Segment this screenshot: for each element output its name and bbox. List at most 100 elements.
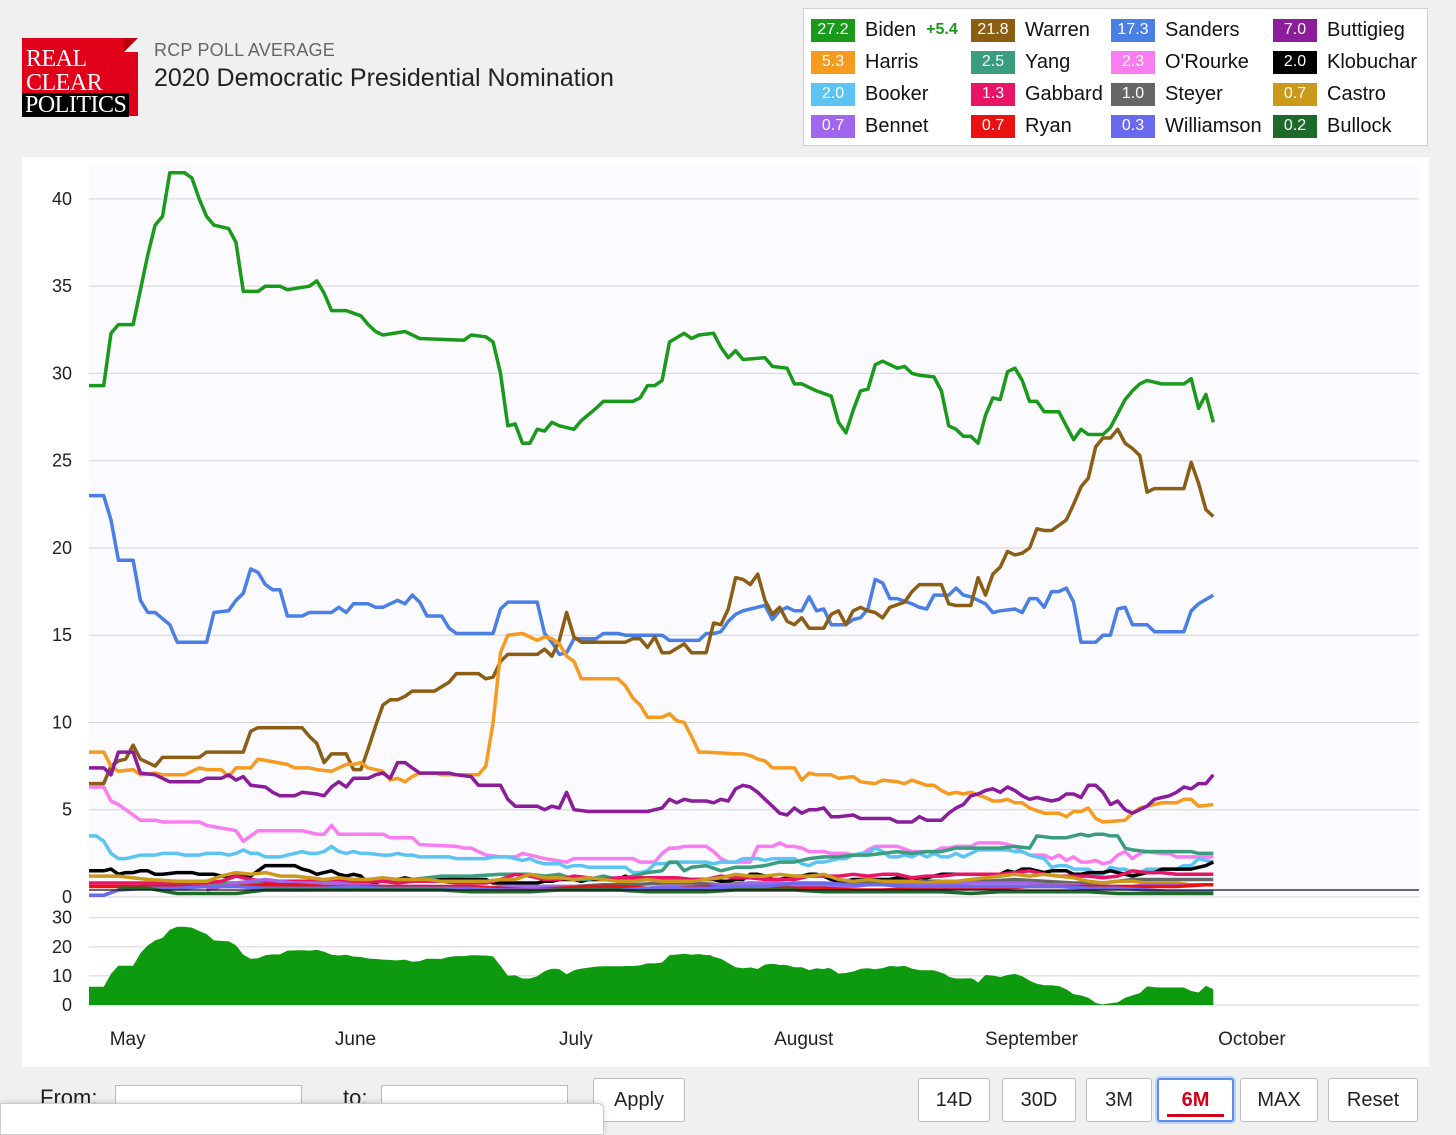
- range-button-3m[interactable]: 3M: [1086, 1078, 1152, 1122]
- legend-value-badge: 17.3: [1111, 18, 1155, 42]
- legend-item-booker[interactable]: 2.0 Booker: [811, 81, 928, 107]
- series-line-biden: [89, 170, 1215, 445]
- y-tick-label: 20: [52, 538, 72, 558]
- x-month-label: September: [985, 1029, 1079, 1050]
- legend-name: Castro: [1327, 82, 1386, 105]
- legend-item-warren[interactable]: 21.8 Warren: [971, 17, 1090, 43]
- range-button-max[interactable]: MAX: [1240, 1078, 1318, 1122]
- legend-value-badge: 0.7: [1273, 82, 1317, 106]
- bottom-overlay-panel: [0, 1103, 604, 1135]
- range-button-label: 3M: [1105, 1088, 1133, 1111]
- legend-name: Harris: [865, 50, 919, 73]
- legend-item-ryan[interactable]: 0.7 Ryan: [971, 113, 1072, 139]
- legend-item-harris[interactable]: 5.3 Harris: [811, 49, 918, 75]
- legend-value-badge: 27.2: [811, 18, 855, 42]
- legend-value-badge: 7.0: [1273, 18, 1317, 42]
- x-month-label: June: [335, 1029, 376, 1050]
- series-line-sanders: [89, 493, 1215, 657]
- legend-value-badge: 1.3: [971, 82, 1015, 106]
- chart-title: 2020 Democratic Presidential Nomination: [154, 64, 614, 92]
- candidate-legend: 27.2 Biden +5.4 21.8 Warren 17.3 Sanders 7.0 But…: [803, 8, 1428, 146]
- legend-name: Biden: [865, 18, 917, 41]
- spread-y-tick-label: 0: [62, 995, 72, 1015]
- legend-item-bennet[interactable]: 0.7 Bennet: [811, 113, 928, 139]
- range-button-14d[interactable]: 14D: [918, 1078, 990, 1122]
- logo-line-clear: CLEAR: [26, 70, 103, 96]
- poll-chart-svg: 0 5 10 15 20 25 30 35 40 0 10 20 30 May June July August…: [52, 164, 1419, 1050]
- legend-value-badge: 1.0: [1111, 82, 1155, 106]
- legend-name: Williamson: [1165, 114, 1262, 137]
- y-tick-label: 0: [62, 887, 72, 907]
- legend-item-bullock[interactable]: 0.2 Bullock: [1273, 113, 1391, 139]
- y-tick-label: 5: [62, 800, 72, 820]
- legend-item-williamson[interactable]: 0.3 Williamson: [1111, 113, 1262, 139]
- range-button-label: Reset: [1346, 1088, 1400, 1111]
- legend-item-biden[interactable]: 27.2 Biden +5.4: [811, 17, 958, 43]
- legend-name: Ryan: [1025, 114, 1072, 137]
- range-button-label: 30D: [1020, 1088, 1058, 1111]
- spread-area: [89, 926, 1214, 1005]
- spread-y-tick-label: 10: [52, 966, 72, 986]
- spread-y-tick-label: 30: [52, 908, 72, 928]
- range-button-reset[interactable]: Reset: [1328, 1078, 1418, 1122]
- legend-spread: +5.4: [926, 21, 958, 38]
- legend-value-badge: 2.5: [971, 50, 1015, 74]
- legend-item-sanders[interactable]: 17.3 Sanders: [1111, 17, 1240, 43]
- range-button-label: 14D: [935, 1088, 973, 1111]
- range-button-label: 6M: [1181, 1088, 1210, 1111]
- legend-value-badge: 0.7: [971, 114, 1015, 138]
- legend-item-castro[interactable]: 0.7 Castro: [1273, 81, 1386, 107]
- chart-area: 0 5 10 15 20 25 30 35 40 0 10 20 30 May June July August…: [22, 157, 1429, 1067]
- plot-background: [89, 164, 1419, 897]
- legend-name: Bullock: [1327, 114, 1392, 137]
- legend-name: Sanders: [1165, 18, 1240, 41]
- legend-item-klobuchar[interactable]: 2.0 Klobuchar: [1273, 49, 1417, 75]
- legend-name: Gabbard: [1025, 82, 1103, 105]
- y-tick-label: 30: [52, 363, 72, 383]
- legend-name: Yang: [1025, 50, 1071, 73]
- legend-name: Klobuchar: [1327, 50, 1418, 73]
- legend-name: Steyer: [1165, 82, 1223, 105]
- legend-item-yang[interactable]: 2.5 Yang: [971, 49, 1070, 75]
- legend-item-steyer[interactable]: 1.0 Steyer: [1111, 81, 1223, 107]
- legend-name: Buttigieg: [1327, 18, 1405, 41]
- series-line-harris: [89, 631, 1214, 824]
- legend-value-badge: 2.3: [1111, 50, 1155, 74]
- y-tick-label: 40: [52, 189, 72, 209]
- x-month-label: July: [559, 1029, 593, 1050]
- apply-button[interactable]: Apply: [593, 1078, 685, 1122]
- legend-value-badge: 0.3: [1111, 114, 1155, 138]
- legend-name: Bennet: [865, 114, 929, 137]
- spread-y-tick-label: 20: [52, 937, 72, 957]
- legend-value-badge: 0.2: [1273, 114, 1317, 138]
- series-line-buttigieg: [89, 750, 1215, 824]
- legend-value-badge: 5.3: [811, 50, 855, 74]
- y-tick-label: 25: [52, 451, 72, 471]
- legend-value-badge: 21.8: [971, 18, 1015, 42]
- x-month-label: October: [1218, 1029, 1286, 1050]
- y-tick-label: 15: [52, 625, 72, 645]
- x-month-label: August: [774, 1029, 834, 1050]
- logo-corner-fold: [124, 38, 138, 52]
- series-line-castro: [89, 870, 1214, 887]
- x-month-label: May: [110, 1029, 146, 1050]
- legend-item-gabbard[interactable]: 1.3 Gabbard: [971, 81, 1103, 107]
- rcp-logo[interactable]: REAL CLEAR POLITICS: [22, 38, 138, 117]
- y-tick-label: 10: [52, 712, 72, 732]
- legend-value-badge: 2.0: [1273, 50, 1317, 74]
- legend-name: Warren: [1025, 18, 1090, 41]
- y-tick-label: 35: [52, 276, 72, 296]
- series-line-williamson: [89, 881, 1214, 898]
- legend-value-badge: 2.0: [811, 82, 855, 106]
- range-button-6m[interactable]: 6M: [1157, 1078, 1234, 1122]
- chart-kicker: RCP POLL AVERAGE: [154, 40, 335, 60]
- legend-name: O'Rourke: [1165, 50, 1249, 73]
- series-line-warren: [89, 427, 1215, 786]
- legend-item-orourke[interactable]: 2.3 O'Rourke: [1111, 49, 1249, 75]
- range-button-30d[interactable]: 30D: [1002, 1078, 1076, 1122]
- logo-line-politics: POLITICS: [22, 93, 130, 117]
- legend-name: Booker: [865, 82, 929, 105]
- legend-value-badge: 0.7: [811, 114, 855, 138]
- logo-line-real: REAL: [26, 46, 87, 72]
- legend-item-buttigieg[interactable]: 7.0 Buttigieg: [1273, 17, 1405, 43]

==

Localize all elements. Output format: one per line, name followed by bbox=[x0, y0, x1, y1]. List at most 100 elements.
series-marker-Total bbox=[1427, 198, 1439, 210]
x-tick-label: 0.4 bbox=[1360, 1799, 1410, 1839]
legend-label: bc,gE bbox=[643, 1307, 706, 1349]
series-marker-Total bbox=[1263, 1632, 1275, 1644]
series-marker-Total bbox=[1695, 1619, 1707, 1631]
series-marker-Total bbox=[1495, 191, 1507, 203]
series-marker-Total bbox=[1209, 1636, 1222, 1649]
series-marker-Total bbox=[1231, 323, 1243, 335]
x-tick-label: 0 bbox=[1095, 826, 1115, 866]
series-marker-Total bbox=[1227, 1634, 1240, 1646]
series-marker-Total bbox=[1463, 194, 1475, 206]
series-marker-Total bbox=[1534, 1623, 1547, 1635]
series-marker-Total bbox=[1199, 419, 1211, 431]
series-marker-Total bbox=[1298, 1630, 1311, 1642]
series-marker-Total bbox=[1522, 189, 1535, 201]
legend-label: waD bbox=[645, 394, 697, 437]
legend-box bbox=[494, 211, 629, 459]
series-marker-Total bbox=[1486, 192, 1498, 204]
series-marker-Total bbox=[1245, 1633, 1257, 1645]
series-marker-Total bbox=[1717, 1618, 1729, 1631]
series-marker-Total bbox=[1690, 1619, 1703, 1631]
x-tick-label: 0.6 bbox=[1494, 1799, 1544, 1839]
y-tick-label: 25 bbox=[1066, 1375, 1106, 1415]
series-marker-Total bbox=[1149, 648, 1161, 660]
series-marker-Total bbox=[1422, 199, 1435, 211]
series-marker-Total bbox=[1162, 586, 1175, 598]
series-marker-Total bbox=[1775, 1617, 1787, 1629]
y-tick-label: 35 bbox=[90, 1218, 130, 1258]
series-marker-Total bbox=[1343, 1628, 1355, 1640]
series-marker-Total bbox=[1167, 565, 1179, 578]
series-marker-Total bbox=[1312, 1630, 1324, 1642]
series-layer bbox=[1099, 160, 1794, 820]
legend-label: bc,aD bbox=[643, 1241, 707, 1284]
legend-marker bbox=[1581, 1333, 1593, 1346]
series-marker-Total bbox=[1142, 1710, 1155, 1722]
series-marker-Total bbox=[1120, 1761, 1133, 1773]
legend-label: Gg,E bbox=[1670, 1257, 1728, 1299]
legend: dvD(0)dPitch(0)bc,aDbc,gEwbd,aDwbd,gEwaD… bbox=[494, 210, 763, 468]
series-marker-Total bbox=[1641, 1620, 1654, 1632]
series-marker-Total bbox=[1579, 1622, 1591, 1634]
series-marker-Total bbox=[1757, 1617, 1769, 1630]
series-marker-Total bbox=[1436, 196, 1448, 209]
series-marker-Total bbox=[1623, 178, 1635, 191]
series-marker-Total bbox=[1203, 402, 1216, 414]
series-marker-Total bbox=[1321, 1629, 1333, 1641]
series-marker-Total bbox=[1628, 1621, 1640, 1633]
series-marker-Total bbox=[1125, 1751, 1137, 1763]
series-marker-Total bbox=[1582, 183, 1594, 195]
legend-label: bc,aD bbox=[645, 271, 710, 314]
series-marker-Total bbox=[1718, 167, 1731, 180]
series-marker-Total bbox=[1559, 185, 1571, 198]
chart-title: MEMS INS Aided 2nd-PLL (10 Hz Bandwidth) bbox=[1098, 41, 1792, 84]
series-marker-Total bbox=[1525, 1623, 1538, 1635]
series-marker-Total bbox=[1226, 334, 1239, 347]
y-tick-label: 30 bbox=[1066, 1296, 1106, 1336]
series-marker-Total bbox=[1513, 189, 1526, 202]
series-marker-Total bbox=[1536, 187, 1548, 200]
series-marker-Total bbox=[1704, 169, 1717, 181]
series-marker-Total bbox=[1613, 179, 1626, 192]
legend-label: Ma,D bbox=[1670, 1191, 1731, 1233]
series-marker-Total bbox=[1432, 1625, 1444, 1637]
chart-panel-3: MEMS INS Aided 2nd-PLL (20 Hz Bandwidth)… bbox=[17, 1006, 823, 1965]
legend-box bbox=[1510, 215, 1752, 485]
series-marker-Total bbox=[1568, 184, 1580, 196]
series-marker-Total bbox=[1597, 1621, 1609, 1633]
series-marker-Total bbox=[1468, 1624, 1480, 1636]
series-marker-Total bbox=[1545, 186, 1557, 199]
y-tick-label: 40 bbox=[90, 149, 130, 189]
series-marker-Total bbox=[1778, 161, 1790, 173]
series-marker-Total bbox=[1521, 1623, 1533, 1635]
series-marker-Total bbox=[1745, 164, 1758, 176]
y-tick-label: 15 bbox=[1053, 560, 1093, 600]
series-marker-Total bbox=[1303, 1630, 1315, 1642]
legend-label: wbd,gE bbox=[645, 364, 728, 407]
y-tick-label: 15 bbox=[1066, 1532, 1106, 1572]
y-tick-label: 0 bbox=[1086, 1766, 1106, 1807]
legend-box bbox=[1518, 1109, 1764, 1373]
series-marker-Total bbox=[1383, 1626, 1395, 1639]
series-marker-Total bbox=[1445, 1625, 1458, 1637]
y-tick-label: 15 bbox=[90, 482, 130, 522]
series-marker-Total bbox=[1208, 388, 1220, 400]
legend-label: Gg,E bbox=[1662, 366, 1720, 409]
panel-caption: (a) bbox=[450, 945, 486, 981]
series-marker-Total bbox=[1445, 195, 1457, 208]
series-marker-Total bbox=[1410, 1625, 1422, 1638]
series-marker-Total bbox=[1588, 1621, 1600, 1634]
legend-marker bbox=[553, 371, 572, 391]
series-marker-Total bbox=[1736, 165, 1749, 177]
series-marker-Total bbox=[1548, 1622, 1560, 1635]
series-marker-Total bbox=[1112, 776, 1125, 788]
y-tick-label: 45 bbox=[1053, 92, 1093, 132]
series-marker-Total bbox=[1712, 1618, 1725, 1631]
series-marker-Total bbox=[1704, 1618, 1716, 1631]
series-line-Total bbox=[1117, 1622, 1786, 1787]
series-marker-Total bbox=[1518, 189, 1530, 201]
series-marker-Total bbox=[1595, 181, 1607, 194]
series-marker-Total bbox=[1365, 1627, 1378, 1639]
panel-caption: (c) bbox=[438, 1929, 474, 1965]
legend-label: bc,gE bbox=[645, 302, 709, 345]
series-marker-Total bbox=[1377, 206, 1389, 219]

# EXERCISE OBJECTIVE:
Could you copy, word for word, the lines of the records starting at the line that contains "Localize all elements." and ending at the line that contains "series-marker-Total bbox=[1231, 323, 1243, 335]"?

# RESULT:
Localize all elements. Output format: one per line, name followed by bbox=[x0, y0, x1, y1]. List at most 100 elements.
series-marker-Total bbox=[1427, 198, 1439, 210]
x-tick-label: 0.4 bbox=[1360, 1799, 1410, 1839]
legend-label: bc,gE bbox=[643, 1307, 706, 1349]
series-marker-Total bbox=[1263, 1632, 1275, 1644]
series-marker-Total bbox=[1695, 1619, 1707, 1631]
series-marker-Total bbox=[1495, 191, 1507, 203]
series-marker-Total bbox=[1209, 1636, 1222, 1649]
series-marker-Total bbox=[1231, 323, 1243, 335]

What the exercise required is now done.